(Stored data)

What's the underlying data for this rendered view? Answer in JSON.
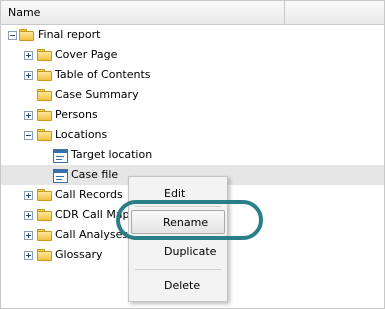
{
  "header": {
    "column_name": "Name"
  },
  "tree": [
    {
      "label": "Final report",
      "type": "folder",
      "expander": "minus"
    },
    {
      "label": "Cover Page",
      "type": "folder",
      "expander": "plus"
    },
    {
      "label": "Table of Contents",
      "type": "folder",
      "expander": "plus"
    },
    {
      "label": "Case Summary",
      "type": "folder",
      "expander": "none"
    },
    {
      "label": "Persons",
      "type": "folder",
      "expander": "plus"
    },
    {
      "label": "Locations",
      "type": "folder",
      "expander": "minus"
    },
    {
      "label": "Target location",
      "type": "document",
      "expander": "none"
    },
    {
      "label": "Case file",
      "type": "document",
      "expander": "none",
      "selected": true
    },
    {
      "label": "Call Records",
      "type": "folder",
      "expander": "plus"
    },
    {
      "label": "CDR Call Map",
      "type": "folder",
      "expander": "plus"
    },
    {
      "label": "Call Analyses",
      "type": "folder",
      "expander": "plus"
    },
    {
      "label": "Glossary",
      "type": "folder",
      "expander": "plus"
    }
  ],
  "context_menu": {
    "edit": "Edit",
    "rename": "Rename",
    "duplicate": "Duplicate",
    "delete": "Delete"
  },
  "colors": {
    "highlight_ring": "#2a7f86",
    "selected_row": "#e6e6e6"
  }
}
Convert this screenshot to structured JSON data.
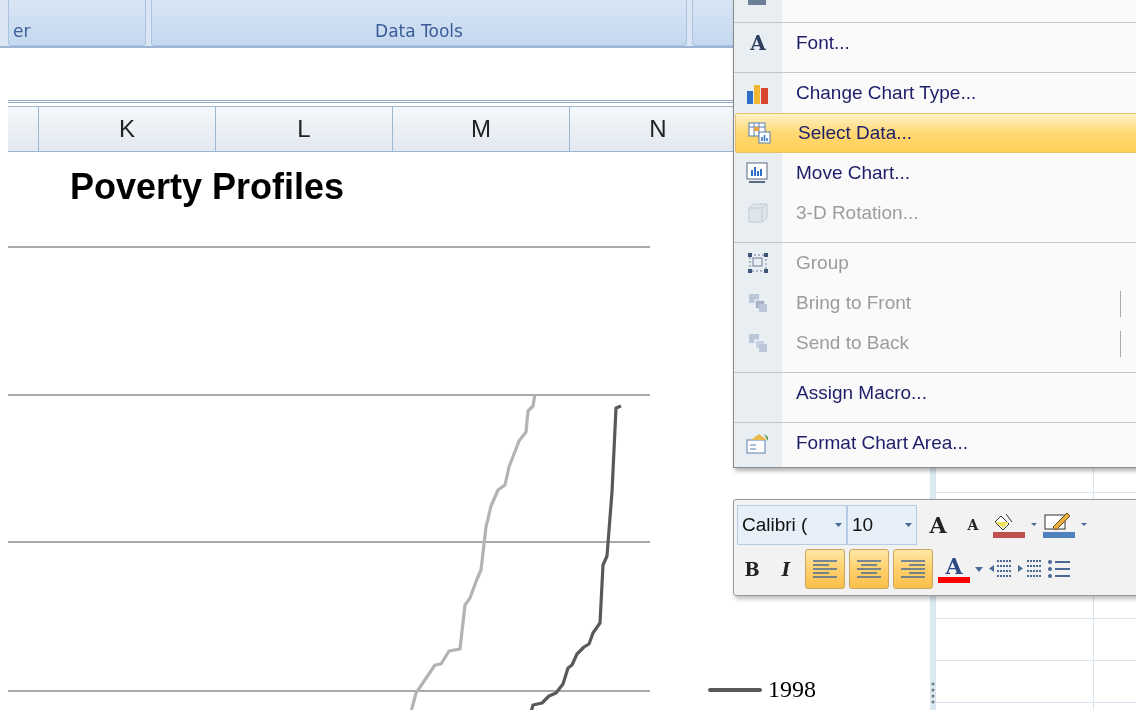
{
  "ribbon": {
    "groups": [
      {
        "label": "er"
      },
      {
        "label": "Data Tools"
      }
    ]
  },
  "column_headers": [
    "K",
    "L",
    "M",
    "N"
  ],
  "chart": {
    "title": "Poverty Profiles",
    "legend": [
      {
        "label": "1998",
        "color": "#595959"
      }
    ]
  },
  "context_menu": {
    "items": [
      {
        "label": "Font...",
        "icon_text": "A",
        "disabled": false,
        "selected": false,
        "separator_before": true,
        "submenu": false
      },
      {
        "label": "Change Chart Type...",
        "disabled": false,
        "selected": false,
        "separator_before": true,
        "submenu": false
      },
      {
        "label": "Select Data...",
        "disabled": false,
        "selected": true,
        "separator_before": false,
        "submenu": false
      },
      {
        "label": "Move Chart...",
        "disabled": false,
        "selected": false,
        "separator_before": false,
        "submenu": false
      },
      {
        "label": "3-D Rotation...",
        "disabled": true,
        "selected": false,
        "separator_before": false,
        "submenu": false
      },
      {
        "label": "Group",
        "disabled": true,
        "selected": false,
        "separator_before": true,
        "submenu": false
      },
      {
        "label": "Bring to Front",
        "disabled": true,
        "selected": false,
        "separator_before": false,
        "submenu": true
      },
      {
        "label": "Send to Back",
        "disabled": true,
        "selected": false,
        "separator_before": false,
        "submenu": true
      },
      {
        "label": "Assign Macro...",
        "disabled": false,
        "selected": false,
        "separator_before": true,
        "submenu": false
      },
      {
        "label": "Format Chart Area...",
        "disabled": false,
        "selected": false,
        "separator_before": true,
        "submenu": false
      }
    ]
  },
  "mini_toolbar": {
    "row_1": [
      {
        "kind": "font-field",
        "value": "Calibri ("
      },
      {
        "kind": "size-field",
        "value": "10"
      },
      {
        "kind": "grow",
        "glyph": "A"
      },
      {
        "kind": "shrink",
        "glyph": "A"
      },
      {
        "kind": "fill-color"
      },
      {
        "kind": "line-color"
      }
    ],
    "row_2": [
      {
        "kind": "bold",
        "glyph": "B",
        "selected": false
      },
      {
        "kind": "italic",
        "glyph": "I",
        "selected": false
      },
      {
        "kind": "align-left",
        "selected": true
      },
      {
        "kind": "align-center",
        "selected": true
      },
      {
        "kind": "align-right",
        "selected": true
      },
      {
        "kind": "font-color",
        "glyph": "A",
        "selected": false
      },
      {
        "kind": "outdent",
        "selected": false
      },
      {
        "kind": "indent",
        "selected": false
      },
      {
        "kind": "bullets",
        "selected": false
      }
    ]
  }
}
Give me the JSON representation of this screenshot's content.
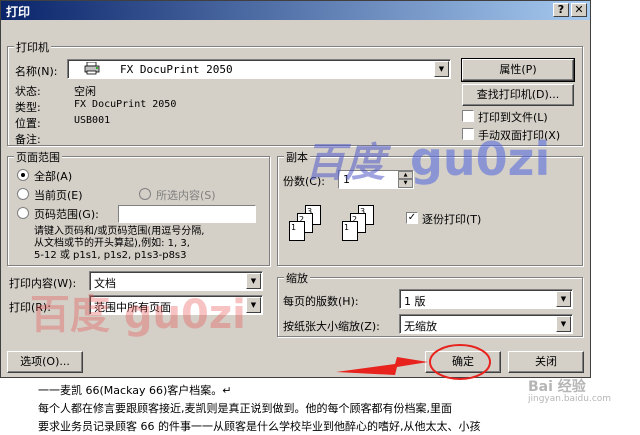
{
  "dialog": {
    "title": "打印",
    "help_btn": "?",
    "close_btn": "✕"
  },
  "printer": {
    "group_label": "打印机",
    "name_label": "名称(N):",
    "name_value": "FX DocuPrint 2050",
    "properties_btn": "属性(P)",
    "find_btn": "查找打印机(D)...",
    "status_label": "状态:",
    "status_value": "空闲",
    "type_label": "类型:",
    "type_value": "FX DocuPrint 2050",
    "location_label": "位置:",
    "location_value": "USB001",
    "note_label": "备注:",
    "print_to_file": "打印到文件(L)",
    "duplex": "手动双面打印(X)"
  },
  "range": {
    "group_label": "页面范围",
    "all": "全部(A)",
    "current": "当前页(E)",
    "selection": "所选内容(S)",
    "pages": "页码范围(G):",
    "hint": "请键入页码和/或页码范围(用逗号分隔,\n从文档或节的开头算起),例如: 1, 3,\n5-12 或 p1s1, p1s2, p1s3-p8s3"
  },
  "copies": {
    "group_label": "副本",
    "count_label": "份数(C):",
    "count_value": "1",
    "collate": "逐份打印(T)"
  },
  "content": {
    "what_label": "打印内容(W):",
    "what_value": "文档",
    "print_label": "打印(R):",
    "print_value": "范围中所有页面"
  },
  "zoom": {
    "group_label": "缩放",
    "per_sheet_label": "每页的版数(H):",
    "per_sheet_value": "1 版",
    "scale_label": "按纸张大小缩放(Z):",
    "scale_value": "无缩放"
  },
  "footer": {
    "options_btn": "选项(O)...",
    "ok_btn": "确定",
    "cancel_btn": "关闭"
  },
  "watermarks": {
    "mark1": "百度",
    "mark2": "gu0zi",
    "mark3": "百度 gu0zi",
    "corner": "Bai 经验",
    "corner_url": "jingyan.baidu.com"
  },
  "document_text": {
    "line1": "一一麦凯 66(Mackay 66)客户档案。↵",
    "line2": "每个人都在修言要跟顾客接近,麦凯则是真正说到做到。他的每个顾客都有份档案,里面",
    "line3": "要求业务员记录顾客 66 的件事一一从顾客是什么学校毕业到他醉心的嗜好,从他太太、小孩"
  },
  "colors": {
    "dialog_bg": "#d4d0c8",
    "title_start": "#0a246a",
    "title_end": "#a6caf0",
    "annotation": "#e8231e",
    "watermark_blue": "#3344cc"
  }
}
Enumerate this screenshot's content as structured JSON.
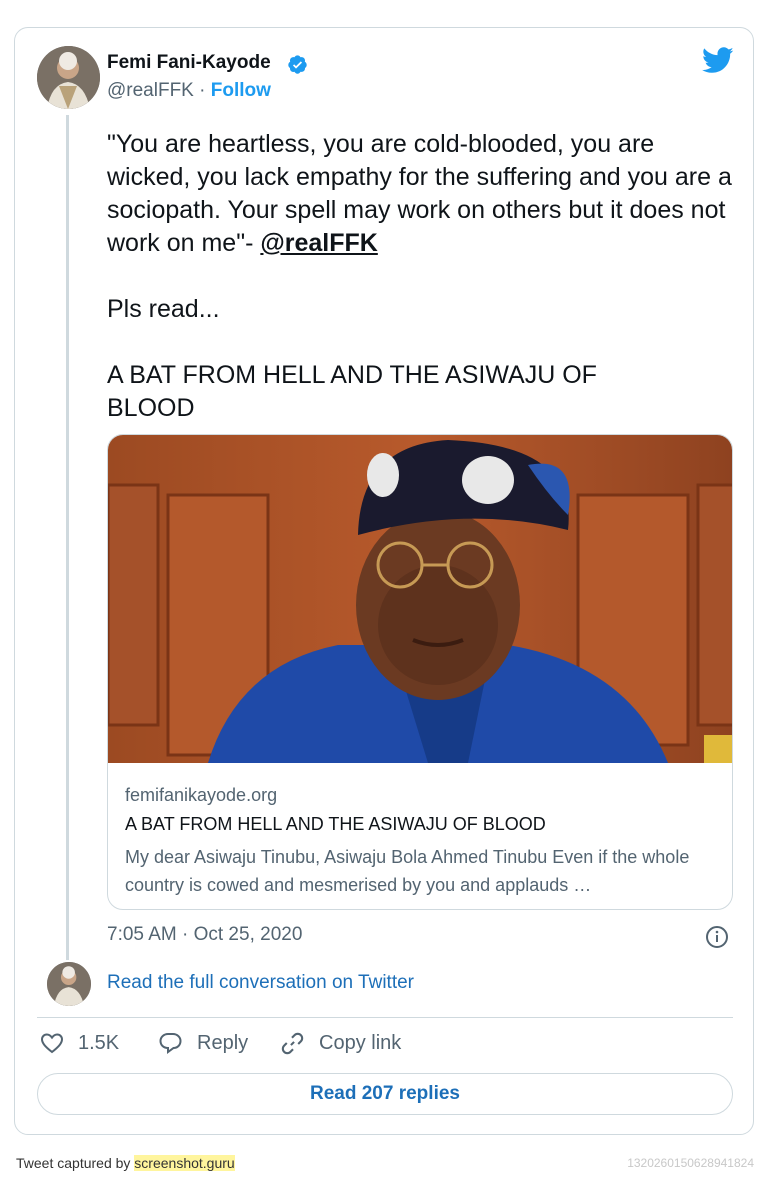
{
  "author": {
    "name": "Femi Fani-Kayode",
    "handle": "@realFFK",
    "separator": "·",
    "follow_label": "Follow"
  },
  "tweet": {
    "quote": "\"You are heartless, you are cold-blooded, you are wicked, you lack empathy for the suffering and you are a sociopath. Your spell may work on others but it does not work on me\"- ",
    "mention": "@realFFK",
    "line2": "Pls read...",
    "line3": "A BAT FROM HELL AND THE ASIWAJU OF BLOOD",
    "timestamp": "7:05 AM · Oct 25, 2020"
  },
  "link_card": {
    "domain": "femifanikayode.org",
    "title": "A BAT FROM HELL AND THE ASIWAJU OF BLOOD",
    "description": "My dear Asiwaju Tinubu, Asiwaju Bola Ahmed Tinubu Even if the whole country is cowed and mesmerised by you and applauds …"
  },
  "conversation_link": "Read the full conversation on Twitter",
  "actions": {
    "likes": "1.5K",
    "reply": "Reply",
    "copy_link": "Copy link"
  },
  "read_replies": "Read 207 replies",
  "footer": {
    "captured_by": "Tweet captured by ",
    "site": "screenshot.guru",
    "tweet_id": "1320260150628941824"
  },
  "colors": {
    "brand_blue": "#1d9bf0",
    "link_blue": "#1d6fb8",
    "muted_text": "#536471",
    "border": "#cfd9de"
  },
  "icons": [
    "verified-badge-icon",
    "twitter-bird-icon",
    "info-icon",
    "heart-icon",
    "reply-bubble-icon",
    "link-chain-icon"
  ]
}
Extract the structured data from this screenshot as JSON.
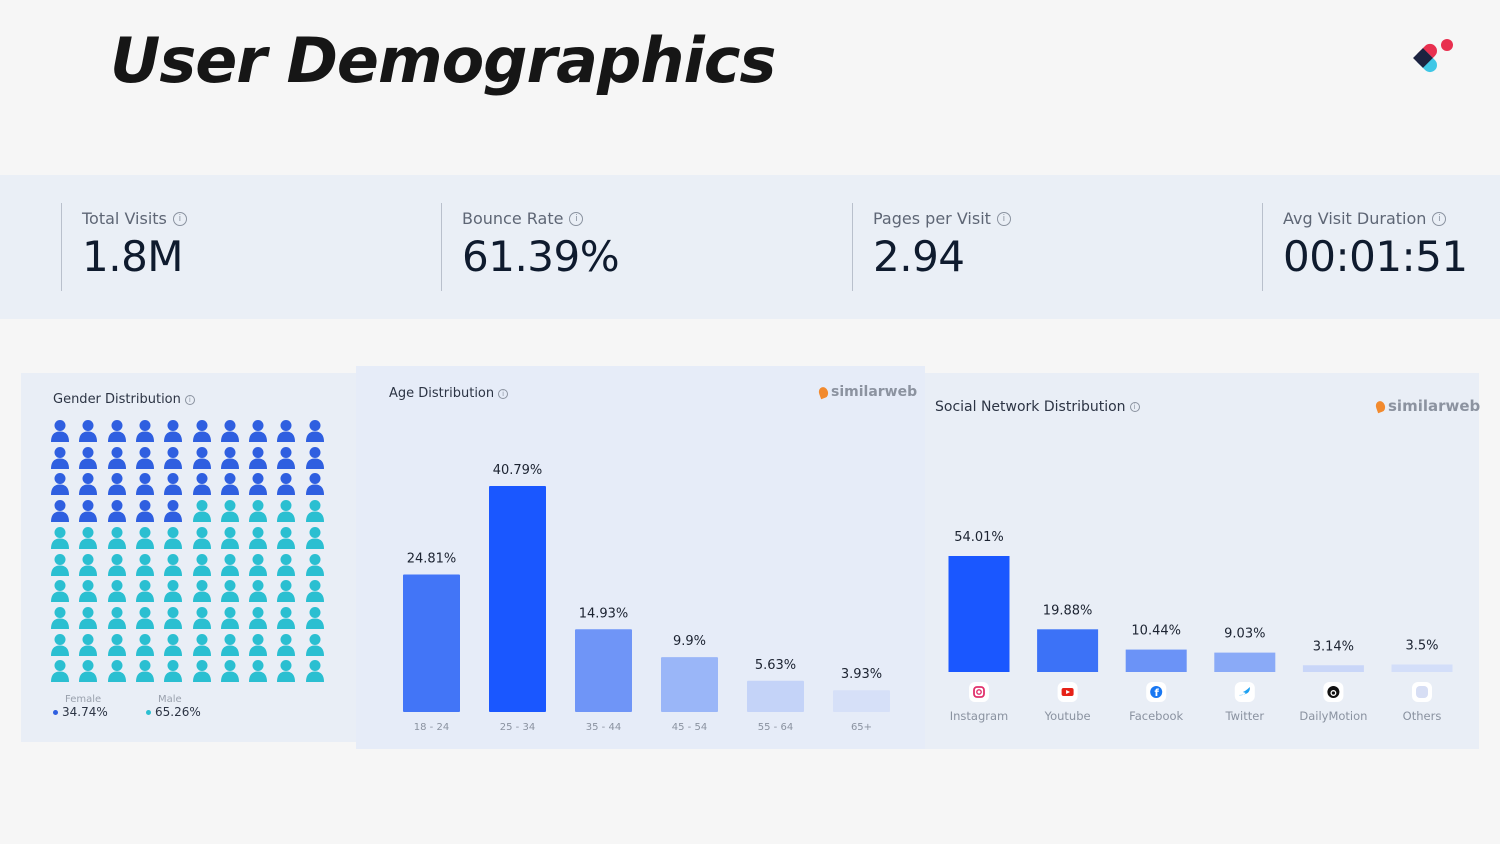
{
  "page": {
    "title": "User Demographics"
  },
  "stats": [
    {
      "label": "Total Visits",
      "value": "1.8M"
    },
    {
      "label": "Bounce Rate",
      "value": "61.39%"
    },
    {
      "label": "Pages per Visit",
      "value": "2.94"
    },
    {
      "label": "Avg Visit Duration",
      "value": "00:01:51"
    }
  ],
  "gender": {
    "title": "Gender Distribution",
    "female": {
      "label": "Female",
      "value": "34.74%",
      "color": "#2f5fe0"
    },
    "male": {
      "label": "Male",
      "value": "65.26%",
      "color": "#2bbfd1"
    }
  },
  "age": {
    "title": "Age Distribution",
    "brand": "similarweb"
  },
  "social": {
    "title": "Social Network Distribution",
    "brand": "similarweb"
  },
  "colors": {
    "accent": "#1a57ff",
    "female": "#2f5fe0",
    "male": "#2bbfd1"
  },
  "chart_data": [
    {
      "type": "bar",
      "title": "Age Distribution",
      "categories": [
        "18 - 24",
        "25 - 34",
        "35 - 44",
        "45 - 54",
        "55 - 64",
        "65+"
      ],
      "values": [
        24.81,
        40.79,
        14.93,
        9.9,
        5.63,
        3.93
      ],
      "labels": [
        "24.81%",
        "40.79%",
        "14.93%",
        "9.9%",
        "5.63%",
        "3.93%"
      ],
      "colors": [
        "#4275f7",
        "#1a57ff",
        "#6f95f7",
        "#9ab6f8",
        "#c4d3f8",
        "#d6e0f8"
      ],
      "ylim": [
        0,
        40.79
      ]
    },
    {
      "type": "bar",
      "title": "Social Network Distribution",
      "categories": [
        "Instagram",
        "Youtube",
        "Facebook",
        "Twitter",
        "DailyMotion",
        "Others"
      ],
      "values": [
        54.01,
        19.88,
        10.44,
        9.03,
        3.14,
        3.5
      ],
      "labels": [
        "54.01%",
        "19.88%",
        "10.44%",
        "9.03%",
        "3.14%",
        "3.5%"
      ],
      "icons": [
        "instagram-icon",
        "youtube-icon",
        "facebook-icon",
        "twitter-icon",
        "dailymotion-icon",
        "others-icon"
      ],
      "colors": [
        "#1a57ff",
        "#3c72f7",
        "#6b93f7",
        "#8aaaf7",
        "#c9d6f8",
        "#d3def9"
      ],
      "ylim": [
        0,
        54.01
      ]
    }
  ]
}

◆ **Task statement**: Check each line of the entries for the string "DocuPrint". Copy the lines that have it.

◆ **Output of the exercise**:
    "name_value": "FX DocuPrint 2050",
    "type_value": "FX DocuPrint 2050",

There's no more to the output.